▼▼▼

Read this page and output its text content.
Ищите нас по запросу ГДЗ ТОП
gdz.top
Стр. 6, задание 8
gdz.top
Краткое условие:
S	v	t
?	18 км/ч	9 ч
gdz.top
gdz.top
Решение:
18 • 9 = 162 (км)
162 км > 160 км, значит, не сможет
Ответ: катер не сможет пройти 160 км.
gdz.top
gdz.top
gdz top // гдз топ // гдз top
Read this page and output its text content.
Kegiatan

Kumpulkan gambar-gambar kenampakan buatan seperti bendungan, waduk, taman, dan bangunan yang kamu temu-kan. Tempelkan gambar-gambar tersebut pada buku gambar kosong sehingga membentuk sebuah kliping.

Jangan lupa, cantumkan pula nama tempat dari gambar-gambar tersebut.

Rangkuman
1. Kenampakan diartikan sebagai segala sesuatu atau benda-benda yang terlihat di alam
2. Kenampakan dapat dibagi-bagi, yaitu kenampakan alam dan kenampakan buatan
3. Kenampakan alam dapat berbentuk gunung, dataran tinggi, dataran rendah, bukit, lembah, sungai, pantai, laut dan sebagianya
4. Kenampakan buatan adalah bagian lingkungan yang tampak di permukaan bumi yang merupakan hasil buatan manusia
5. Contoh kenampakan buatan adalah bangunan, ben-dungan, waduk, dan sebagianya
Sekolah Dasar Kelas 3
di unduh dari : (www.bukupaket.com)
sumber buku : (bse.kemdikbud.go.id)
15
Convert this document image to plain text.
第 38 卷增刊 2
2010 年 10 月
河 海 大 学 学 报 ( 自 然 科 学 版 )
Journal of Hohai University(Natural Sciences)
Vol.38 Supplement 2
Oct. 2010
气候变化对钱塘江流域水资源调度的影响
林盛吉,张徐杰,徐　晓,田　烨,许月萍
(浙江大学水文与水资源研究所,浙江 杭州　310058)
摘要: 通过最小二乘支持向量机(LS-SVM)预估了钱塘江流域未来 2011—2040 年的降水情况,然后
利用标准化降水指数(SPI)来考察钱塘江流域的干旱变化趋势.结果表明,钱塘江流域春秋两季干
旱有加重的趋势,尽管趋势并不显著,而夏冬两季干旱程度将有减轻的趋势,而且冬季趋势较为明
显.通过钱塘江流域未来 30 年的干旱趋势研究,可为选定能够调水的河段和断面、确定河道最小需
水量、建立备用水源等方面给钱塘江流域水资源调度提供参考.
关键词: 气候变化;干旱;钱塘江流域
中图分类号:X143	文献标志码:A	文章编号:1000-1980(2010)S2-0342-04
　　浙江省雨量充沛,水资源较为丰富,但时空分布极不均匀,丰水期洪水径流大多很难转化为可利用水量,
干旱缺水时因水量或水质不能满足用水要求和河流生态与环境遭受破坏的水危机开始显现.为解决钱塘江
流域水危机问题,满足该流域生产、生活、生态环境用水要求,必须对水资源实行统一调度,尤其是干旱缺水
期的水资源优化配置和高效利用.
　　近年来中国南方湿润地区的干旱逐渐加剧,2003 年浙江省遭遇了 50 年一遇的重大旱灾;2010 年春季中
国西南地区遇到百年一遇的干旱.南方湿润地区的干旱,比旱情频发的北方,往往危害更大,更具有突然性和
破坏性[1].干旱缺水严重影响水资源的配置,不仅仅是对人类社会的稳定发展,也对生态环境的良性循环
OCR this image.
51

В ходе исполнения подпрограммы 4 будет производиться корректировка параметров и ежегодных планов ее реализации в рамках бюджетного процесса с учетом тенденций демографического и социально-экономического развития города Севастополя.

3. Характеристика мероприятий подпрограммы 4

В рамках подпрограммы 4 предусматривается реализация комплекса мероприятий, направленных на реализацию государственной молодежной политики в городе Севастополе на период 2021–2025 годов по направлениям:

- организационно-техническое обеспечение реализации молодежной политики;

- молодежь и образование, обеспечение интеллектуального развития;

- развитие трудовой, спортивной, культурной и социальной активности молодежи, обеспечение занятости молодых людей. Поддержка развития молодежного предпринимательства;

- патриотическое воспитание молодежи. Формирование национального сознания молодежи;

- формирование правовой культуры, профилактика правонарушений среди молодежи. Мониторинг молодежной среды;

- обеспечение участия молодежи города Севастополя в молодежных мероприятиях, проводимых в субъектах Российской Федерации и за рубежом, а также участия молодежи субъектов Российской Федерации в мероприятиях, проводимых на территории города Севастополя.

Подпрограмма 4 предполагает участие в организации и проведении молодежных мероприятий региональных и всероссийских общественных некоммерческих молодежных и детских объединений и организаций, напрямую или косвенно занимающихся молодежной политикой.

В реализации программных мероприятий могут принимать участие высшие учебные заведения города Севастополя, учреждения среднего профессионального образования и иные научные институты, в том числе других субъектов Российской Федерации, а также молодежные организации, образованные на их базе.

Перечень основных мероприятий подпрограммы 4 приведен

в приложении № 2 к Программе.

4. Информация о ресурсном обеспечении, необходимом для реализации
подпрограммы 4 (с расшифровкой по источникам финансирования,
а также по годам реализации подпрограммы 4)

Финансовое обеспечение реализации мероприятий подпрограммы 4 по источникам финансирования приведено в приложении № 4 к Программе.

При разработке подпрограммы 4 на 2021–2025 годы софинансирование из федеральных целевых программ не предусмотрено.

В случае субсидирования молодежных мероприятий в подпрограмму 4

▲▲▲

PROBLEM DESCRIPTION → Copy out each line in the preceding records that contains "adalah".

RESPONSE TO THIS EXERCISE →
4. Kenampakan buatan adalah bagian lingkungan yang tampak di permukaan bumi yang merupakan hasil buatan manusia
5. Contoh kenampakan buatan adalah bangunan, ben-dungan, waduk, dan sebagianya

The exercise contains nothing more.